▸ ASSIGNMENT
Count how many lines in the material below hold the word "diverse"; the reply is that number alone.

▸ SUPPLIED INFORMATION
■ ■ ■
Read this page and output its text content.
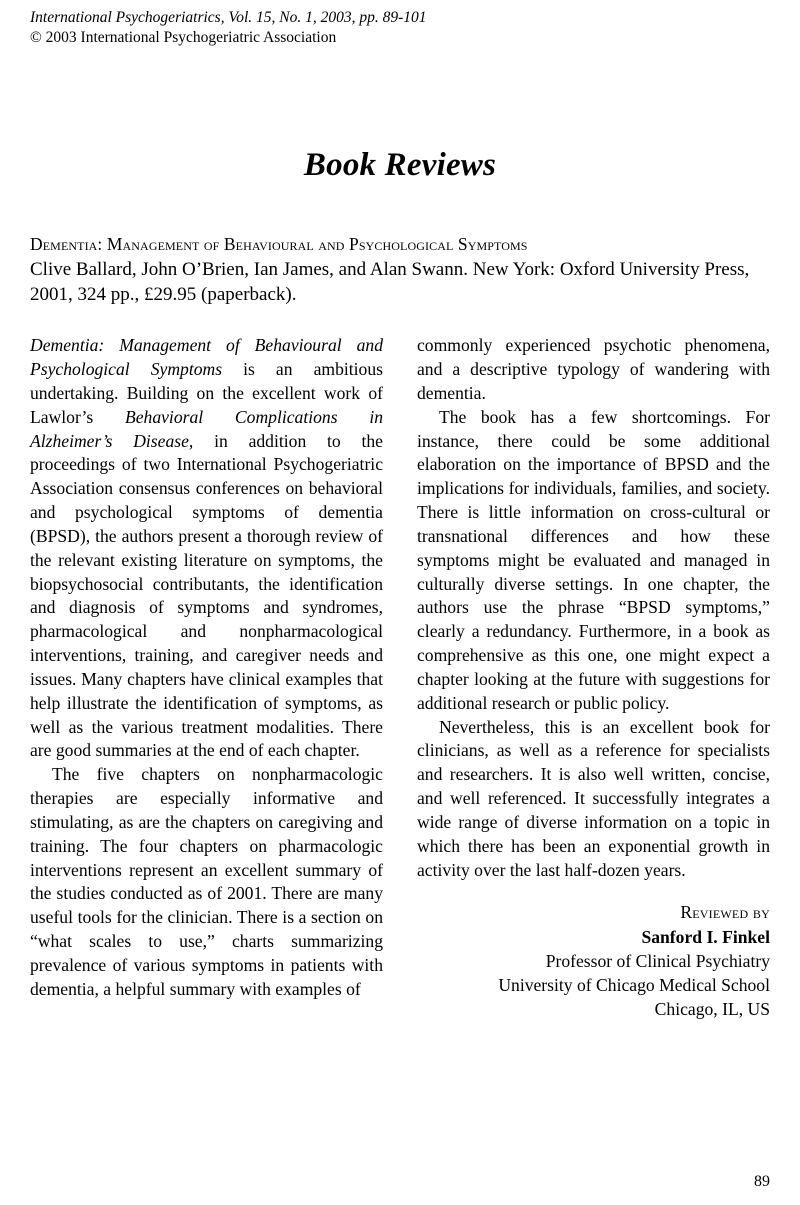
International Psychogeriatrics, Vol. 15, No. 1, 2003, pp. 89-101
© 2003 International Psychogeriatric Association
Book Reviews
Dementia: Management of Behavioural and Psychological Symptoms
Clive Ballard, John O’Brien, Ian James, and Alan Swann. New York: Oxford University Press, 2001, 324 pp., £29.95 (paperback).

Dementia: Management of Behavioural and Psychological Symptoms is an ambitious undertaking. Building on the excellent work of Lawlor’s Behavioral Complications in Alzheimer’s Disease, in addition to the proceedings of two International Psychogeriatric Association consensus conferences on behavioral and psychological symptoms of dementia (BPSD), the authors present a thorough review of the relevant existing literature on symptoms, the biopsychosocial contributants, the identification and diagnosis of symptoms and syndromes, pharmacological and nonpharmacological interventions, training, and caregiver needs and issues. Many chapters have clinical examples that help illustrate the identification of symptoms, as well as the various treatment modalities. There are good summaries at the end of each chapter.

The five chapters on nonpharmacologic therapies are especially informative and stimulating, as are the chapters on caregiving and training. The four chapters on pharmacologic interventions represent an excellent summary of the studies conducted as of 2001. There are many useful tools for the clinician. There is a section on “what scales to use,” charts summarizing prevalence of various symptoms in patients with dementia, a helpful summary with examples of

commonly experienced psychotic phenomena, and a descriptive typology of wandering with dementia.

The book has a few shortcomings. For instance, there could be some additional elaboration on the importance of BPSD and the implications for individuals, families, and society. There is little information on cross-cultural or transnational differences and how these symptoms might be evaluated and managed in culturally diverse settings. In one chapter, the authors use the phrase “BPSD symptoms,” clearly a redundancy. Furthermore, in a book as comprehensive as this one, one might expect a chapter looking at the future with suggestions for additional research or public policy.

Nevertheless, this is an excellent book for clinicians, as well as a reference for specialists and researchers. It is also well written, concise, and well referenced. It successfully integrates a wide range of diverse information on a topic in which there has been an exponential growth in activity over the last half-dozen years.

Reviewed by
Sanford I. Finkel
Professor of Clinical Psychiatry
University of Chicago Medical School
Chicago, IL, US
89
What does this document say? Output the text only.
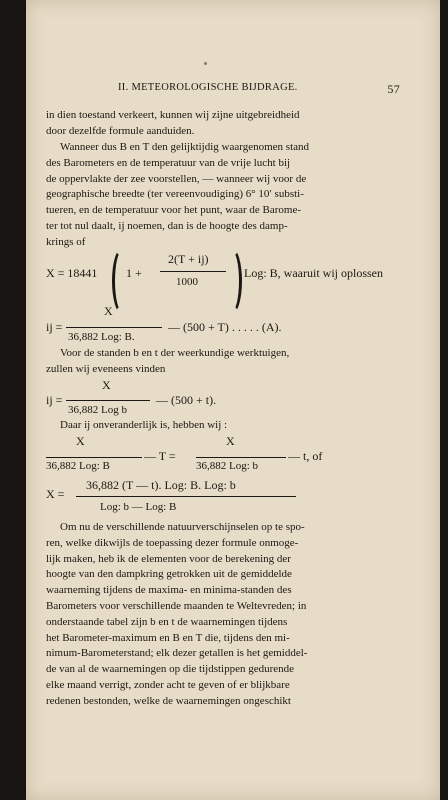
II. METEOROLOGISCHE BIJDRAGE.	57
in dien toestand verkeert, kunnen wij zijne uitgebreidheid
door dezelfde formule aanduiden.
Wanneer dus B en T den gelijktijdig waargenomen stand
des Barometers en de temperatuur van de vrije lucht bij
de oppervlakte der zee voorstellen, — wanneer wij voor de
geographische breedte (ter vereenvoudiging) 6° 10′ substi-
tueren, en de temperatuur voor het punt, waar de Barome-
ter tot nul daalt, ij noemen, dan is de hoogte des damp-
krings of
X = 18441 1 +
2(T + ij)
1000
Log: B, waaruit wij oplossen
X
ij =
36,882 Log: B.
— (500 + T) . . . . . (A).
Voor de standen b en t der weerkundige werktuigen,
zullen wij eveneens vinden
X
ij =
36,882 Log b
— (500 + t).
Daar ij onveranderlijk is, hebben wij :
X
36,882 Log: B
— T =
X
36,882 Log: b
— t, of
36,882 (T — t). Log: B. Log: b
X =
Log: b — Log: B
Om nu de verschillende natuurverschijnselen op te spo-
ren, welke dikwijls de toepassing dezer formule onmoge-
lijk maken, heb ik de elementen voor de berekening der
hoogte van den dampkring getrokken uit de gemiddelde
waarneming tijdens de maxima- en minima-standen des
Barometers voor verschillende maanden te Weltevreden; in
onderstaande tabel zijn b en t de waarnemingen tijdens
het Barometer-maximum en B en T die, tijdens den mi-
nimum-Barometerstand; elk dezer getallen is het gemiddel-
de van al de waarnemingen op die tijdstippen gedurende
elke maand verrigt, zonder acht te geven of er blijkbare
redenen bestonden, welke de waarnemingen ongeschikt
■ ■ ■
▸ REPLY TO THE TASK
2